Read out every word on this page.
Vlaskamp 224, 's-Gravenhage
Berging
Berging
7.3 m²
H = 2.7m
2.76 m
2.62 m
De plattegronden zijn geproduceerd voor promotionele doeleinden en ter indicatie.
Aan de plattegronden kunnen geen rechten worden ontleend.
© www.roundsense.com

**Aim of the exercise**: Each line with the string "plattegronden" in it needs to be found and copied.

**Written response**:
De plattegronden zijn geproduceerd voor promotionele doeleinden en ter indicatie.
Aan de plattegronden kunnen geen rechten worden ontleend.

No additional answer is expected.